Return all lines from the listing below in which the string "high" occurs.
/---
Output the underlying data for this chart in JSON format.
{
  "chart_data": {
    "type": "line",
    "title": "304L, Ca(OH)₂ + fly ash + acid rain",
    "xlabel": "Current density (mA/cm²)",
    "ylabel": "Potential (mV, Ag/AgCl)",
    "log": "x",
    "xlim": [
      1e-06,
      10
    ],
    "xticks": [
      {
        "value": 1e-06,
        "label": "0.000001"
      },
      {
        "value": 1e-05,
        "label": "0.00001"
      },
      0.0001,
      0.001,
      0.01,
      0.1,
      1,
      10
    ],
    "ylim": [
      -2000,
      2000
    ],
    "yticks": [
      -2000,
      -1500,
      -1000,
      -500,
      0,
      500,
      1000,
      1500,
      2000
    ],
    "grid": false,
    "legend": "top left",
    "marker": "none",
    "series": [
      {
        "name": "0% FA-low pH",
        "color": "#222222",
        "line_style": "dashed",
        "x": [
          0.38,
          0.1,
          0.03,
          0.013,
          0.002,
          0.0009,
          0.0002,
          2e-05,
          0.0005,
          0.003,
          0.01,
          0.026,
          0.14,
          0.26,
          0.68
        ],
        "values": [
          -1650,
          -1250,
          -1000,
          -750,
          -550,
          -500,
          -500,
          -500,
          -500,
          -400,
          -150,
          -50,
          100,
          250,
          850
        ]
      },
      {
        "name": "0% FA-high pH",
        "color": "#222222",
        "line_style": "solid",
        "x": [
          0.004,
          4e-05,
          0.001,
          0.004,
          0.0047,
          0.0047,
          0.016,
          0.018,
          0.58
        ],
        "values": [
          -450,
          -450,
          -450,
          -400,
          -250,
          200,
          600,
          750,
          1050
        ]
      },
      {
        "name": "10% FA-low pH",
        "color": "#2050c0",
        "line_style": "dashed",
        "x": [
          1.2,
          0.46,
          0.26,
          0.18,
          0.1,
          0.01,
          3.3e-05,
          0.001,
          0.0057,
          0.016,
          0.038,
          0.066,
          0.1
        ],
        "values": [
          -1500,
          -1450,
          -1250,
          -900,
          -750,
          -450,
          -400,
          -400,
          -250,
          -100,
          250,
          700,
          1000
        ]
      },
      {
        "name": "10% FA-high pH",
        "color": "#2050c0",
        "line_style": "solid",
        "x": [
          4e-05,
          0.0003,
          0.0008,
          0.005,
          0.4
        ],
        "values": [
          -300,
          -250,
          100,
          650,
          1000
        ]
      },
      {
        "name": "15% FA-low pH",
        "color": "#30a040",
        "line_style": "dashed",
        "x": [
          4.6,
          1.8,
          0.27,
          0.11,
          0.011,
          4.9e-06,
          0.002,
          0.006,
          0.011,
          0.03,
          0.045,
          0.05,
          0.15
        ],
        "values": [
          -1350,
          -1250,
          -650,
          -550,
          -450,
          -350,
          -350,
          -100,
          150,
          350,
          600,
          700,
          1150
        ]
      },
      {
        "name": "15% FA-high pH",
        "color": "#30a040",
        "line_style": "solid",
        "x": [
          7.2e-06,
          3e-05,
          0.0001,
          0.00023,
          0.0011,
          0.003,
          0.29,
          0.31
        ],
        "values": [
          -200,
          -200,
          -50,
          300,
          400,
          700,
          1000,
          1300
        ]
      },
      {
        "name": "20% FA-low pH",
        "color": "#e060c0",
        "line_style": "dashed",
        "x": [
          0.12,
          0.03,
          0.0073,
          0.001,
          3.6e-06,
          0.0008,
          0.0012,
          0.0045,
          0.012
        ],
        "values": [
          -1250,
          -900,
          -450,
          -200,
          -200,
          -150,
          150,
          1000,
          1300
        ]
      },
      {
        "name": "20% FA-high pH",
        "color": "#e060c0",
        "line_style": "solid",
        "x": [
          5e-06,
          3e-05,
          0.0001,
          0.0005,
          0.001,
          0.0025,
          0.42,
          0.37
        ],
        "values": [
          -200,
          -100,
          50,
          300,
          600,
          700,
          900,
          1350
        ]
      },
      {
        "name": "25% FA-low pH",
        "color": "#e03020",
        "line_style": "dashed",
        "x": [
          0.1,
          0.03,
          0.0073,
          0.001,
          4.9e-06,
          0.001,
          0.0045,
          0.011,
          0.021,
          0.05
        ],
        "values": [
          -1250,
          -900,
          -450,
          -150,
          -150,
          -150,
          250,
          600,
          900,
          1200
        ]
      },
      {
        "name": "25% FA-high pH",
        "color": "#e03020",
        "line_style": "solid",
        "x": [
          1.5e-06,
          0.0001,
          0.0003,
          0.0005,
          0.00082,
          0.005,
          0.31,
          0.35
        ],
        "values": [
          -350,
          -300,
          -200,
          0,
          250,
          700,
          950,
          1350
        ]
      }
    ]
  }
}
\---
## Correct output
        "name": "0% FA-high pH",
        "name": "10% FA-high pH",
        "name": "15% FA-high pH",
        "name": "20% FA-high pH",
        "name": "25% FA-high pH",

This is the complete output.